TASK INSTRUCTIONS → Lines containing the word "screenshot" are to be counted; state their number and nothing further.

((

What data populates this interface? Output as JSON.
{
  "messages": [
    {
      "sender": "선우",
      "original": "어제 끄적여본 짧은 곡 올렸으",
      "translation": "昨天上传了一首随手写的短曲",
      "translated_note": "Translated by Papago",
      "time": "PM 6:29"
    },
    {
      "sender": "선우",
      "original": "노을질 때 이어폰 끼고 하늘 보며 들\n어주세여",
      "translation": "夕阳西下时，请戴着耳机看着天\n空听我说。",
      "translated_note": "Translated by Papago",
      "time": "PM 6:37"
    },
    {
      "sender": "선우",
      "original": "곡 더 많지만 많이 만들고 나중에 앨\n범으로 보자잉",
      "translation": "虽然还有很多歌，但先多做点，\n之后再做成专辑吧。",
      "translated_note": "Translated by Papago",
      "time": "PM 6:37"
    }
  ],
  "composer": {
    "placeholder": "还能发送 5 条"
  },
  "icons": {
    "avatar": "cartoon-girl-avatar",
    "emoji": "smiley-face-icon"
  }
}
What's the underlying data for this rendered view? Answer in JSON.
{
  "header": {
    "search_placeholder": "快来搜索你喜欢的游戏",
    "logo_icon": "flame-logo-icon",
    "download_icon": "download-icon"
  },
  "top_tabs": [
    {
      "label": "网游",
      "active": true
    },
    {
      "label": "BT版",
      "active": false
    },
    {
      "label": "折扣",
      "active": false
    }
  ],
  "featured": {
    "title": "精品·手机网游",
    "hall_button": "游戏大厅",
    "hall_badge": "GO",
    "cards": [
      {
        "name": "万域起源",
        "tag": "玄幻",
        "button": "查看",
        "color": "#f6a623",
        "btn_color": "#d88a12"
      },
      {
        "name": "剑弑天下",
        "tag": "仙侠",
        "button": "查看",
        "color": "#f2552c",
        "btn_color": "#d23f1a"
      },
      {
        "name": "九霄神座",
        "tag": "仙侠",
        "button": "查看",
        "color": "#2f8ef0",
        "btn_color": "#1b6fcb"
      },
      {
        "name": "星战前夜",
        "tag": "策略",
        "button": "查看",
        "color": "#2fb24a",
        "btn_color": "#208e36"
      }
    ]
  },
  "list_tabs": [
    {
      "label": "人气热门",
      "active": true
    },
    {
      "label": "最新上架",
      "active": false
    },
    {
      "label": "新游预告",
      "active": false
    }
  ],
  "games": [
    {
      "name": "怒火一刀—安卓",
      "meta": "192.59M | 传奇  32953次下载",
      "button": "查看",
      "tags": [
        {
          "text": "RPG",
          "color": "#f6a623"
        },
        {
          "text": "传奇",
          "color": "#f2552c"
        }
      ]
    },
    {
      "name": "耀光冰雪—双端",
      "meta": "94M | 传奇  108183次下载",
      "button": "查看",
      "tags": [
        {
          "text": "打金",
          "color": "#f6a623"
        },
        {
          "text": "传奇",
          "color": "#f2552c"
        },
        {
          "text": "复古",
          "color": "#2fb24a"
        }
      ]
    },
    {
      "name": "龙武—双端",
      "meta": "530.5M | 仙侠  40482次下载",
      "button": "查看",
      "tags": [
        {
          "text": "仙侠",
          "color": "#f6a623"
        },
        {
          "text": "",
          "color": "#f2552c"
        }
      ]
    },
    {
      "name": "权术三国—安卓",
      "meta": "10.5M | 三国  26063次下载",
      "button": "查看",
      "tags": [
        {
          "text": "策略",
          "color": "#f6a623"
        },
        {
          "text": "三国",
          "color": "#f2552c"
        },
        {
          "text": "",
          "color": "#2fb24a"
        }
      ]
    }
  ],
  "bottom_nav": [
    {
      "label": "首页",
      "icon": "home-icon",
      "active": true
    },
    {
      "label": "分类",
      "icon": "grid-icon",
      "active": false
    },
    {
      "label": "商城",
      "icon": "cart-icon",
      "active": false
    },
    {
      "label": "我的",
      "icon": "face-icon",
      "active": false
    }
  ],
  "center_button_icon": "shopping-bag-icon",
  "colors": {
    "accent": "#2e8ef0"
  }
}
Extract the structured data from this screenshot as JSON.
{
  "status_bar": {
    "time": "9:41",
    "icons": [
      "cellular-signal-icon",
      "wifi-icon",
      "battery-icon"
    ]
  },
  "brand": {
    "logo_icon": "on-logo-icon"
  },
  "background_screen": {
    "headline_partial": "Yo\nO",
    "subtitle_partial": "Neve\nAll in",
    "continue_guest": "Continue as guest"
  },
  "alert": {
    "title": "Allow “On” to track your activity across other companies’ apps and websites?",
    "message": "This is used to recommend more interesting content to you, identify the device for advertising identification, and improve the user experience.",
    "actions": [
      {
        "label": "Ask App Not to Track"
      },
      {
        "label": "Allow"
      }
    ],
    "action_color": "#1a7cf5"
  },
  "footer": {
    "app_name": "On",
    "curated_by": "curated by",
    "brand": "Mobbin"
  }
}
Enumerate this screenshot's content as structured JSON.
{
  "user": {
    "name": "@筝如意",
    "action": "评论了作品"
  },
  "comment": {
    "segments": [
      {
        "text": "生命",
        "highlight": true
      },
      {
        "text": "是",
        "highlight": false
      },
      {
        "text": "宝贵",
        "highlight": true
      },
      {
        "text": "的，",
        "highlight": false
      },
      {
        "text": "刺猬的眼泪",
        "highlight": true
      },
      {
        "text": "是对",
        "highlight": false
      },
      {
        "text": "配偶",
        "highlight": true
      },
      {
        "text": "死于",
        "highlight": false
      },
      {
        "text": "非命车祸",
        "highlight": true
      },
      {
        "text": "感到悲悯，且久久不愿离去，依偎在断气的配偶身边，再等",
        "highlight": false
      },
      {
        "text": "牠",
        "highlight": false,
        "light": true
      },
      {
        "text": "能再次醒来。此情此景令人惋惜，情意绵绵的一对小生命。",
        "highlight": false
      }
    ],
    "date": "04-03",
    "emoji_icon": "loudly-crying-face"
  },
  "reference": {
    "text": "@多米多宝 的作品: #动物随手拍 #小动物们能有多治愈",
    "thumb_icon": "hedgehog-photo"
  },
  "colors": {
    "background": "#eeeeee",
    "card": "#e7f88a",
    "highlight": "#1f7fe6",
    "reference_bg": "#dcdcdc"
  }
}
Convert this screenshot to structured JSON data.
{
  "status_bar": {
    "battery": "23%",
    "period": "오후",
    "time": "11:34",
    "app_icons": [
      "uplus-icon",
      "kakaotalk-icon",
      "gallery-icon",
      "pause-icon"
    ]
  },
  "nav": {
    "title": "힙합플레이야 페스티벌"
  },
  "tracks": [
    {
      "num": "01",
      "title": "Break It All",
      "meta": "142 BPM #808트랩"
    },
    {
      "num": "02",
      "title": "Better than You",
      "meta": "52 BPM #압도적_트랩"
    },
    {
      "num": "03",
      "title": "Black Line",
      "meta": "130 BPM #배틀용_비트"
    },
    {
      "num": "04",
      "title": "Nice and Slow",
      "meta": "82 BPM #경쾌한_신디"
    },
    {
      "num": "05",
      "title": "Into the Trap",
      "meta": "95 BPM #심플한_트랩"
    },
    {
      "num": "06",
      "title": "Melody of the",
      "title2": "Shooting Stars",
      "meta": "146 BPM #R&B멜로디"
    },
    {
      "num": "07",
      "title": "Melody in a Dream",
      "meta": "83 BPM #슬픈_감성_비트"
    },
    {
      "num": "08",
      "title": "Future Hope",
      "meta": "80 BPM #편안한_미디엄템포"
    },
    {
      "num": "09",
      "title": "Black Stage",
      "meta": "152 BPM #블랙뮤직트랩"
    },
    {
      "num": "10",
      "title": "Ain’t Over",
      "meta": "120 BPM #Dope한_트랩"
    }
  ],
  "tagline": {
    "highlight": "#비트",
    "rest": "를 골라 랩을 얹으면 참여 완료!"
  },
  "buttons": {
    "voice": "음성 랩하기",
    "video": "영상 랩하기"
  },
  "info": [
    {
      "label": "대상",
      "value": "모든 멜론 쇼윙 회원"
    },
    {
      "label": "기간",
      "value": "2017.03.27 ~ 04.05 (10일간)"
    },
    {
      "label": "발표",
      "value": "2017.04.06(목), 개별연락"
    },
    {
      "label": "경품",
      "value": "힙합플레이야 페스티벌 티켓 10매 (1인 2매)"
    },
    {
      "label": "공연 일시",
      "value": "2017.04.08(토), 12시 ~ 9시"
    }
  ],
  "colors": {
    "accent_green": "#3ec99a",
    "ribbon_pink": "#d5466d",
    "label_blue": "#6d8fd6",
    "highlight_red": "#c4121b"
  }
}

))

RESULT OF THE EXERCISE → 3